» REQUIRED TASK
Looking through the listing, how many of its lines hold the word "computer"? Answer with only the number.

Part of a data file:
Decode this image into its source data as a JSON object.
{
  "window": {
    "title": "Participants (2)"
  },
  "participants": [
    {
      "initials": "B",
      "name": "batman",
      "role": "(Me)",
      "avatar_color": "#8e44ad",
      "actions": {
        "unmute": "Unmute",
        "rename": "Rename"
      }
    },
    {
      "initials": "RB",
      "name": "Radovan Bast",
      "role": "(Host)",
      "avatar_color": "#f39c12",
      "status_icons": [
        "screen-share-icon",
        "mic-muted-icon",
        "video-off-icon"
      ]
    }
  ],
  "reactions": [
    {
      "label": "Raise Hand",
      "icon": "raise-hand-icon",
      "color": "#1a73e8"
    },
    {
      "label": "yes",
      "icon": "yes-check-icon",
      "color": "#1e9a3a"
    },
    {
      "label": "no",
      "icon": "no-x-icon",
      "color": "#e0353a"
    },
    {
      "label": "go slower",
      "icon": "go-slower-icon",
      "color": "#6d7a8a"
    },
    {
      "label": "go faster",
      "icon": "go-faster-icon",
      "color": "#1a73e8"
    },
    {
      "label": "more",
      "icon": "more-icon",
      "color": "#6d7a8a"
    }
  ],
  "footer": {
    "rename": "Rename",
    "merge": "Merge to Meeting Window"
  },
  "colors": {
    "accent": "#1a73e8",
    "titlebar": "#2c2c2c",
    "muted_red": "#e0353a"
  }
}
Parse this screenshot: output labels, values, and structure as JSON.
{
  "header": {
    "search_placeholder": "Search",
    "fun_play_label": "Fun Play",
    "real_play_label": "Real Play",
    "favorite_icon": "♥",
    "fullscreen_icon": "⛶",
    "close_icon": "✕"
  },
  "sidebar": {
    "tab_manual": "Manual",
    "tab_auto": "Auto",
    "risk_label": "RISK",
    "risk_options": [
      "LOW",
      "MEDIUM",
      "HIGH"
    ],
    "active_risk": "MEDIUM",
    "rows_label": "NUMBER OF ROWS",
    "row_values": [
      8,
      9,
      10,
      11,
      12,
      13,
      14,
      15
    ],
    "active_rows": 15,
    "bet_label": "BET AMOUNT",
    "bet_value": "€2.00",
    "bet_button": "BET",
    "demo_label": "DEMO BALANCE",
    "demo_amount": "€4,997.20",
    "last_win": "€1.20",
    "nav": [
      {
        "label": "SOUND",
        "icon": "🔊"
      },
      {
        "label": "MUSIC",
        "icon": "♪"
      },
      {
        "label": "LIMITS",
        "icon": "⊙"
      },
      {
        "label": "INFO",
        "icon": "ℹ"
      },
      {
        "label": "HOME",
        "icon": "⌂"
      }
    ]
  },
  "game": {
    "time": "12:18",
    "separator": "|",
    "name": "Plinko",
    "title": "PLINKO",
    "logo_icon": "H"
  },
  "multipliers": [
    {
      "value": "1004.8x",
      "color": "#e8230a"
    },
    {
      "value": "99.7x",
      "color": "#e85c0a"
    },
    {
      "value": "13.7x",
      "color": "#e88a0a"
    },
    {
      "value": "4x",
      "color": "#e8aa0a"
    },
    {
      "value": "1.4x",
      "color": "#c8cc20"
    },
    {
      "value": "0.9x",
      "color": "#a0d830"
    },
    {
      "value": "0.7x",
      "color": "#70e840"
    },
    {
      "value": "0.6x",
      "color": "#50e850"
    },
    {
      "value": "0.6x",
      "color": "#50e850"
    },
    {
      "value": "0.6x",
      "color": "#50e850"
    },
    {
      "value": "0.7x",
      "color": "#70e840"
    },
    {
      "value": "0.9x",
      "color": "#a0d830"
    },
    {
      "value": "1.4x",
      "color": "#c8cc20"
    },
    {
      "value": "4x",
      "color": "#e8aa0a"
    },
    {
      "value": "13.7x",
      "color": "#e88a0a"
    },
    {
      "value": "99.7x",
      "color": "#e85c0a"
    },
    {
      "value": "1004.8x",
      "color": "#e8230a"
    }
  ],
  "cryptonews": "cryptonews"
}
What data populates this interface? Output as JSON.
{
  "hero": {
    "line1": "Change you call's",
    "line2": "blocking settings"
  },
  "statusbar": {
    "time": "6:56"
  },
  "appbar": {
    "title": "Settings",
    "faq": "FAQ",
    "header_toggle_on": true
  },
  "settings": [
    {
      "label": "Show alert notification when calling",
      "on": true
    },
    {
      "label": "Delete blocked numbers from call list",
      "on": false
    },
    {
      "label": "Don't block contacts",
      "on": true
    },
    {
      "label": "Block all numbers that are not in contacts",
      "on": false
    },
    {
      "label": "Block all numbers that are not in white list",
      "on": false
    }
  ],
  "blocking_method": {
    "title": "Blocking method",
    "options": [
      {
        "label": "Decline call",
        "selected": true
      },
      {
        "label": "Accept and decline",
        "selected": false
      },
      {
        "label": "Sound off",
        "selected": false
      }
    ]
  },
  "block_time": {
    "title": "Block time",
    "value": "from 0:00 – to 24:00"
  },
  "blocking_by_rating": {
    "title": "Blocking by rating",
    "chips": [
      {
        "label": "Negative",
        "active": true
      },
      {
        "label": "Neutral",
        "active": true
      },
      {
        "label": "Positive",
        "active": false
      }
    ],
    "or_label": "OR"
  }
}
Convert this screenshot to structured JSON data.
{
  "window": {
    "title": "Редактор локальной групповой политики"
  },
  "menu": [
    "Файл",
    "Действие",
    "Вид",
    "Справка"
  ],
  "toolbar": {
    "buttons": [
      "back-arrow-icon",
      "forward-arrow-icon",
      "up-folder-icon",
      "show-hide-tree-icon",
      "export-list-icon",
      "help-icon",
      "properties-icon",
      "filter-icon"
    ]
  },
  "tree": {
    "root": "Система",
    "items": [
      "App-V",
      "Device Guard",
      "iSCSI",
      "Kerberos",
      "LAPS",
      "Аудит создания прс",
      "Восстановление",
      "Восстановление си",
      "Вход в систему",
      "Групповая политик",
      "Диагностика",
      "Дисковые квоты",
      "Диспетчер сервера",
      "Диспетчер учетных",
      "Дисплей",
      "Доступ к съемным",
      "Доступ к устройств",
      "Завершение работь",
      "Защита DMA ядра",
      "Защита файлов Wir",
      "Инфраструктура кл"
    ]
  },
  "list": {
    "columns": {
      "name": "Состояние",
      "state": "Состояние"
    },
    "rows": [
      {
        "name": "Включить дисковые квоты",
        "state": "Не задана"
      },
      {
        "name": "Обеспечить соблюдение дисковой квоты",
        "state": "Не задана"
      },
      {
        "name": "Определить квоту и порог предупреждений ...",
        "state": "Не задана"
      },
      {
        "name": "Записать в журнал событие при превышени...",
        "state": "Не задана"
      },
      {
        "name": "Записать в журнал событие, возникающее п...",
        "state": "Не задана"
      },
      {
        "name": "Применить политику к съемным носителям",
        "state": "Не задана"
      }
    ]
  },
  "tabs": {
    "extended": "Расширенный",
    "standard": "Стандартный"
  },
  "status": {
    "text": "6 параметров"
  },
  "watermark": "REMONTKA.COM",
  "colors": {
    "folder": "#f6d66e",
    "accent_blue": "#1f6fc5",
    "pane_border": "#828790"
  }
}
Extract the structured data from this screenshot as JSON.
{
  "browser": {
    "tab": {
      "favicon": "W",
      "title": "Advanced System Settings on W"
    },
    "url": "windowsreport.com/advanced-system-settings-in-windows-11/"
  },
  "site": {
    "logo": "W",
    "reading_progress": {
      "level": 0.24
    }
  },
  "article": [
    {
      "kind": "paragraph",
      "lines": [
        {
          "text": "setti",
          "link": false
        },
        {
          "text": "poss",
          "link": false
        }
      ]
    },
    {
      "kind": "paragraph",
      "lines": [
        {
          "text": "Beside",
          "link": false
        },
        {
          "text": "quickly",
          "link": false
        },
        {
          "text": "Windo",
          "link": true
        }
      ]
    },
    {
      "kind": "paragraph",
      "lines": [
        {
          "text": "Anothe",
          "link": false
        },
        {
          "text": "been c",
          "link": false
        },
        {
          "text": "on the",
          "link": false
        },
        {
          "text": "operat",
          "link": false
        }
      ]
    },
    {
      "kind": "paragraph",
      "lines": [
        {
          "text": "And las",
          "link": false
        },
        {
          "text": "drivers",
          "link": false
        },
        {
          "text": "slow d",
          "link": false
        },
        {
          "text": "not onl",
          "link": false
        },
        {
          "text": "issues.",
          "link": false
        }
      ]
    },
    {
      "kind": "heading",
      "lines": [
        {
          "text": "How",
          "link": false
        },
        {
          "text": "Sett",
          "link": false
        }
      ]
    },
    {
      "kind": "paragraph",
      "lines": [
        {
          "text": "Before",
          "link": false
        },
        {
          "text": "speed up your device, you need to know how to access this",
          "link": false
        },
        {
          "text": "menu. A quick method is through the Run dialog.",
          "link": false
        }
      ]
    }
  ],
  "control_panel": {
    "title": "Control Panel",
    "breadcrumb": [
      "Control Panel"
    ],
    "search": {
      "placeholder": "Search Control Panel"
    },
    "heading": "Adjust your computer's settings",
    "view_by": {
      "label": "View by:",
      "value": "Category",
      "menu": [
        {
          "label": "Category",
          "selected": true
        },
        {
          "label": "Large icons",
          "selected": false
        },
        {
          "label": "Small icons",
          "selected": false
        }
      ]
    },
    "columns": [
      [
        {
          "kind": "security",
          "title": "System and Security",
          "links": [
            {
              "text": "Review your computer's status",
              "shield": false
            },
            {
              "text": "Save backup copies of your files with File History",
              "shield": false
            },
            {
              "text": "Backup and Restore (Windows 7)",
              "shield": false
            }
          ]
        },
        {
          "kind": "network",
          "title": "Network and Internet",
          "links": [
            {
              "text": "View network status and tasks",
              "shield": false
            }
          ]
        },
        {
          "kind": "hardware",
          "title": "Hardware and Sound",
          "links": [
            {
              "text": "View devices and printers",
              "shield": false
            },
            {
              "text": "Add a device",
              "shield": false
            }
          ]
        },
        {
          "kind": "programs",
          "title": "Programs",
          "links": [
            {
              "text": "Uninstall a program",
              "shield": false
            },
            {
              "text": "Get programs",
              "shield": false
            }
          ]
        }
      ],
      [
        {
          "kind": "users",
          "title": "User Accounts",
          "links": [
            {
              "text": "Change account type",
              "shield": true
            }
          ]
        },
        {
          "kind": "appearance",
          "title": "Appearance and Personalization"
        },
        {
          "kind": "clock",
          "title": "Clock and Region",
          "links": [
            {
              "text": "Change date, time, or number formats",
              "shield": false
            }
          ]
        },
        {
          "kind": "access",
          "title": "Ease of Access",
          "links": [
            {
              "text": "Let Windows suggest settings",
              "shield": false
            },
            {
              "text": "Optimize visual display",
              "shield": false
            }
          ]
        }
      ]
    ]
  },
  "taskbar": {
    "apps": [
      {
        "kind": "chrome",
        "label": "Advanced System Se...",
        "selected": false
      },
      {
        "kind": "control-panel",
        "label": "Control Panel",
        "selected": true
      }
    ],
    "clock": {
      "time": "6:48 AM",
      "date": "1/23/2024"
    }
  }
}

» FULL OUTPUT
2